§ **TASK DIRECTIONS**
Report every line in the listing that contains the string "protection".

[Dataset records]
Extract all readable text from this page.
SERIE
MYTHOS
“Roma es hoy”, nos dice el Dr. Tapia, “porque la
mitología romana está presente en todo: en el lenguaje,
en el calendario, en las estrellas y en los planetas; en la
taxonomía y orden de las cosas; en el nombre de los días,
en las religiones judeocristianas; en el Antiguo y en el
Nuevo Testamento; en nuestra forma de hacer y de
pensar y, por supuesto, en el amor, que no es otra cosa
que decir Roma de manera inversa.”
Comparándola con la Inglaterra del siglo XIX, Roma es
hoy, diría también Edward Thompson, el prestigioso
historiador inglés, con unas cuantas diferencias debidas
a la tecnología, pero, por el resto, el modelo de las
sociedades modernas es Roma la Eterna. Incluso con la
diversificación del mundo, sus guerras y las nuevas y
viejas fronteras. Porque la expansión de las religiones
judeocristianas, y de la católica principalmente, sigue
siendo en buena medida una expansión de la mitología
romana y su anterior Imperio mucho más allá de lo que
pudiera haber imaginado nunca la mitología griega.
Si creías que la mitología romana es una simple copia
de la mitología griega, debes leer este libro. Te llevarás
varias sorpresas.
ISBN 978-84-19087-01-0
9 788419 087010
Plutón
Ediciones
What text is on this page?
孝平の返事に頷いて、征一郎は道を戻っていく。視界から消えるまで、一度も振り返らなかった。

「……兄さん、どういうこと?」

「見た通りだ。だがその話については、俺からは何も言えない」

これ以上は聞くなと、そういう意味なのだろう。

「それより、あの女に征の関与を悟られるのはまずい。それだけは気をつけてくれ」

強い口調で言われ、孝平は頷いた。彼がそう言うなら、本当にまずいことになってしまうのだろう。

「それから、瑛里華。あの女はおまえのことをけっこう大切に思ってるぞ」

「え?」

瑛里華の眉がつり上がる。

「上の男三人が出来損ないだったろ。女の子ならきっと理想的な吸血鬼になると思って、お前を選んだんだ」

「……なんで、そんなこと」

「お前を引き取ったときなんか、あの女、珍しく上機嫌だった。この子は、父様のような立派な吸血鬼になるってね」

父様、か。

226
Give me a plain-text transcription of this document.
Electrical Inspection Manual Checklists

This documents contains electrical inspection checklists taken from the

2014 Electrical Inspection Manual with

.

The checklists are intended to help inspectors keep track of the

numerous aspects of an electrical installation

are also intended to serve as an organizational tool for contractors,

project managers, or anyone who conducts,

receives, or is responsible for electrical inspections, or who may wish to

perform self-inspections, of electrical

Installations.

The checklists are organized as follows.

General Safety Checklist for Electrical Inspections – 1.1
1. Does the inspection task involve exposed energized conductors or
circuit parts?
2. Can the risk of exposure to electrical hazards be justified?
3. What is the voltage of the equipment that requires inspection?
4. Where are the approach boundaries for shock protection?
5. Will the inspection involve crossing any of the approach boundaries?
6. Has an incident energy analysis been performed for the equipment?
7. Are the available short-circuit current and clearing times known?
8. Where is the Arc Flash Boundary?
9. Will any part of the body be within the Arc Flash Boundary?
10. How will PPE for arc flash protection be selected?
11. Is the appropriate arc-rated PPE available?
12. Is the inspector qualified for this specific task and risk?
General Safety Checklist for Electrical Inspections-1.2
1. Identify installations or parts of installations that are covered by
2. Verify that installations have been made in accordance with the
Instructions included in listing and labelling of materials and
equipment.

§ **RESULT OF THE TASK**
4. Where are the approach boundaries for shock protection?
10. How will PPE for arc flash protection be selected?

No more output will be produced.